**Written problem:**
In the listing below, count the lines containing the string "type" and state only the number.

# START OF Supplied material

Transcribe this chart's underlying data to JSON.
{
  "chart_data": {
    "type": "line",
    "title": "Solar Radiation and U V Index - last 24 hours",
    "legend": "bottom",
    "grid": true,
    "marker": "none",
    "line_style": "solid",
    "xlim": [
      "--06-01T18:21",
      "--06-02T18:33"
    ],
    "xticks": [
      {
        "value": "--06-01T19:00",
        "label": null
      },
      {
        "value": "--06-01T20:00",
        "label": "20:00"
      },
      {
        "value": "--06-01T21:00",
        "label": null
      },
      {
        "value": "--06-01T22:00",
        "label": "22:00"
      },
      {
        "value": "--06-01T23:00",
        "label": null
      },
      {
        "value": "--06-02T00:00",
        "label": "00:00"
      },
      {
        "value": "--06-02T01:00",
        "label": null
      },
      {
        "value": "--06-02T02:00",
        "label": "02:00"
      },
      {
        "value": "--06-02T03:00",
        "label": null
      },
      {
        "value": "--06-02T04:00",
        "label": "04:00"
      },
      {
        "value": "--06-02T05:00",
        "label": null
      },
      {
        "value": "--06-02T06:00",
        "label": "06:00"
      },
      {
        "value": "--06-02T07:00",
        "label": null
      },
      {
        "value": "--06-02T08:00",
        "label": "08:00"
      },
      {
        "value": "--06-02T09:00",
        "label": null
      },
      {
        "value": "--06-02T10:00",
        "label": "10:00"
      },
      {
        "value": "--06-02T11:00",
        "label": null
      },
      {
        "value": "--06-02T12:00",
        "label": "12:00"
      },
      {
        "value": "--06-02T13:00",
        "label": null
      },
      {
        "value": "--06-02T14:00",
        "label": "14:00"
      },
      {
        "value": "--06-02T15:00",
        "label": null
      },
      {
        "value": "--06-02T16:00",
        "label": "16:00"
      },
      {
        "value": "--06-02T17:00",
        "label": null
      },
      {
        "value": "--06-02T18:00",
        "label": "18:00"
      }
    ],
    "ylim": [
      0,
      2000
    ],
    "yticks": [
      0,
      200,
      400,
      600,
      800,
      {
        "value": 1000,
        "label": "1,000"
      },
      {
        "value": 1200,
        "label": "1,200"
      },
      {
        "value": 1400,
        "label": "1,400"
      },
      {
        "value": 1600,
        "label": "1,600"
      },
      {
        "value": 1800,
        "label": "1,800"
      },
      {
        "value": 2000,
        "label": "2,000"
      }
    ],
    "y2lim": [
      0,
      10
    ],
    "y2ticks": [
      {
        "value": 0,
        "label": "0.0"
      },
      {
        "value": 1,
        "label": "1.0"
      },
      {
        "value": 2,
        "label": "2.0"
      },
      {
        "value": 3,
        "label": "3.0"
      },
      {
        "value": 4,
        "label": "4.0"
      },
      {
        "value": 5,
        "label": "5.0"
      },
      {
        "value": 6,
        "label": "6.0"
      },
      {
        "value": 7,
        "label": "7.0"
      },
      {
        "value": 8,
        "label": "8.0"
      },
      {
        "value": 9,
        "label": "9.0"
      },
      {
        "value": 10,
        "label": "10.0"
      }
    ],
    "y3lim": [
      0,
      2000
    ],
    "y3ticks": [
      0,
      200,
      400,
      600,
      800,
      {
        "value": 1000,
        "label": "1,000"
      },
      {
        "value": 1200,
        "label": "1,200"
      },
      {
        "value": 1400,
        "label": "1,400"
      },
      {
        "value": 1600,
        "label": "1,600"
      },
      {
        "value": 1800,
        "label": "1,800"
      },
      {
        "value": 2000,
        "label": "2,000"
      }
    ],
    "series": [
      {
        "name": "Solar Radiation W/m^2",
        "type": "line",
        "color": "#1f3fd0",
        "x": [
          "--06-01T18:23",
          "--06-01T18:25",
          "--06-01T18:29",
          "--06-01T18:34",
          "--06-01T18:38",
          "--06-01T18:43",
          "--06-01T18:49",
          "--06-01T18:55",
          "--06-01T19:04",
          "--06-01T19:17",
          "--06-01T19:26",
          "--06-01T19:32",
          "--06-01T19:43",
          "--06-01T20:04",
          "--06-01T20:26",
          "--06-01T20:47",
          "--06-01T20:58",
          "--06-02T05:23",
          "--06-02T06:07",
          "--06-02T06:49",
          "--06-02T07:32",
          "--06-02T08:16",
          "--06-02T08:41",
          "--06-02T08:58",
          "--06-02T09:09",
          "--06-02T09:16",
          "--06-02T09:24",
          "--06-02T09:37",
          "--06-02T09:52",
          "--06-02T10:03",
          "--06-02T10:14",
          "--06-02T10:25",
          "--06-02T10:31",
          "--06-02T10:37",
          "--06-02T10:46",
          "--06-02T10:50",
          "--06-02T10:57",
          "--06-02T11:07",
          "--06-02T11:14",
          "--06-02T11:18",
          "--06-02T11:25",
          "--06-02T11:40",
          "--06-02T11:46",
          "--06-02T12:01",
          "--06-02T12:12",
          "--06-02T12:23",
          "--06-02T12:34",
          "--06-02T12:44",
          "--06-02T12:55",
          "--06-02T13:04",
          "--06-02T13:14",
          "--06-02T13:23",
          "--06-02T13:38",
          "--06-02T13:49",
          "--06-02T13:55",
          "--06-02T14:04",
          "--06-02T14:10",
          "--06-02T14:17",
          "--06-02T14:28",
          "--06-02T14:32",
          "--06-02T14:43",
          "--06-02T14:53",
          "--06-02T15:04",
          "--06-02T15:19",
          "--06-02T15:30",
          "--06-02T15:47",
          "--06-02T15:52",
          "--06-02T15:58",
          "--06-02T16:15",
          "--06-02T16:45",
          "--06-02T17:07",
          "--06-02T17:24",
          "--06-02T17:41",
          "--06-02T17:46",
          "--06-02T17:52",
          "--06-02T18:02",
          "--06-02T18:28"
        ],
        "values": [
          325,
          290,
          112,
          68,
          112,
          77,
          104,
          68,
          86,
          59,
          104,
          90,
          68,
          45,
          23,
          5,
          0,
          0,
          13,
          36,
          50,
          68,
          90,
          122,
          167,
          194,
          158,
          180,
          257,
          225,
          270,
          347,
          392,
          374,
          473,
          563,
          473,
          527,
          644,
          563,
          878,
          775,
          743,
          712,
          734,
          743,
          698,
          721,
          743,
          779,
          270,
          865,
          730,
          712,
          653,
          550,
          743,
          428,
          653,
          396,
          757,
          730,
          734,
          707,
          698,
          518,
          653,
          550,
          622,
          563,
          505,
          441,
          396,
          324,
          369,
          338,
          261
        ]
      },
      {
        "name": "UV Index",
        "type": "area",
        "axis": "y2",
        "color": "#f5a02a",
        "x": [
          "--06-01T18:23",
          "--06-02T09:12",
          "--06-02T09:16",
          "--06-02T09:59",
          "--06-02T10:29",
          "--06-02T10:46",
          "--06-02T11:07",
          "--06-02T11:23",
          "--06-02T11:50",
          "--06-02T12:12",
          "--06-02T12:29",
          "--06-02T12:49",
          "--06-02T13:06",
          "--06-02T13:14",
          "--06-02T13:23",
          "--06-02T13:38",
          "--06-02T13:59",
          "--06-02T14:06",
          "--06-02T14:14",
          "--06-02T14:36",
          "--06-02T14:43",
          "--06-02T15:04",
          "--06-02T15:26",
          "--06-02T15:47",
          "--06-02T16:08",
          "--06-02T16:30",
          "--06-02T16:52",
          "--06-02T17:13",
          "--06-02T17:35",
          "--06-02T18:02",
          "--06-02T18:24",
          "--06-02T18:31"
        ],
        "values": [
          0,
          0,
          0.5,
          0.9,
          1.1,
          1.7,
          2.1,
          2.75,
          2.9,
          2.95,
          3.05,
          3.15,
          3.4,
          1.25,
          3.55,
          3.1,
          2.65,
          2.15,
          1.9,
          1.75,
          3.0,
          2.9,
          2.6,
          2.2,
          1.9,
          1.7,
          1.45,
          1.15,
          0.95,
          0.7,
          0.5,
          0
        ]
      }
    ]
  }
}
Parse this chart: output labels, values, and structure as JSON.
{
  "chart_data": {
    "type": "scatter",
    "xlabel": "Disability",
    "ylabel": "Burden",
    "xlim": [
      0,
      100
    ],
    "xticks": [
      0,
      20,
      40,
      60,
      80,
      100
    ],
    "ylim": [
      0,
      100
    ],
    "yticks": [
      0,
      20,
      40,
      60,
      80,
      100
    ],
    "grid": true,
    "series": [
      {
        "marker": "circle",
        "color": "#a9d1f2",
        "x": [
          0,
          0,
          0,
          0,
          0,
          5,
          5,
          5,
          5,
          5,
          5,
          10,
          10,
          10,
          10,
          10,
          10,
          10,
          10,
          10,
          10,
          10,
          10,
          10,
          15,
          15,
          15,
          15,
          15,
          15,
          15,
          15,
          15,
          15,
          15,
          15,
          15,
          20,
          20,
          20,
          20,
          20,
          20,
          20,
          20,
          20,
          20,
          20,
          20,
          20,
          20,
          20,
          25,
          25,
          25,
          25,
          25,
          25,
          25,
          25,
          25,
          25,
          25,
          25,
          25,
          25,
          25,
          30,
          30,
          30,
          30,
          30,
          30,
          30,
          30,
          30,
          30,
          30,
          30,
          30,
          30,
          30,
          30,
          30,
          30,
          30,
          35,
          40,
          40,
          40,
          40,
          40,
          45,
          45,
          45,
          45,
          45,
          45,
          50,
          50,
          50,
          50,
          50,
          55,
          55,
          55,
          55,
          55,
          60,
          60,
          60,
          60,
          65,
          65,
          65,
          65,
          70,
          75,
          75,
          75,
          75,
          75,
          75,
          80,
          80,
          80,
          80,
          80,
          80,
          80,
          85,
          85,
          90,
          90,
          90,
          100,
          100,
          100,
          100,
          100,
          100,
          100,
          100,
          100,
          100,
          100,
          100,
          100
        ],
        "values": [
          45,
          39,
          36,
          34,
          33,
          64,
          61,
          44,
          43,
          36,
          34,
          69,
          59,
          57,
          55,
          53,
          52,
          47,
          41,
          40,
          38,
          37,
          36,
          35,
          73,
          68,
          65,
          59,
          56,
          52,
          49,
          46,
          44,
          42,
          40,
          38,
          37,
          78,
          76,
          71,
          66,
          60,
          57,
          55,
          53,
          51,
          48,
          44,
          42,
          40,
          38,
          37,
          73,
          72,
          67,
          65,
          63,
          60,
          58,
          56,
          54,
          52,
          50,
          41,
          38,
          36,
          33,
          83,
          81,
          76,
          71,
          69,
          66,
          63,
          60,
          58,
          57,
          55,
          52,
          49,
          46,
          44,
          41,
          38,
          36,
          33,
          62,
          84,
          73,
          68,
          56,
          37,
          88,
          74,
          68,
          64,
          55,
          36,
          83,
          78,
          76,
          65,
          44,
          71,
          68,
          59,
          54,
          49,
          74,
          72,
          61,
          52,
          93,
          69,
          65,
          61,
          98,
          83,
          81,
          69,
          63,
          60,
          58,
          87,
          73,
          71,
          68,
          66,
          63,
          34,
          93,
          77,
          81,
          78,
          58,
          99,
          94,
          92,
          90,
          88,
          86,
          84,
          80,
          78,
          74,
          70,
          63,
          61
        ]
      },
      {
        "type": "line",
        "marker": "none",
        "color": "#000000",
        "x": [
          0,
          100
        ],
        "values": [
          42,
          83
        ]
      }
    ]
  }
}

# END OF Supplied material

**Solution to this task:**
5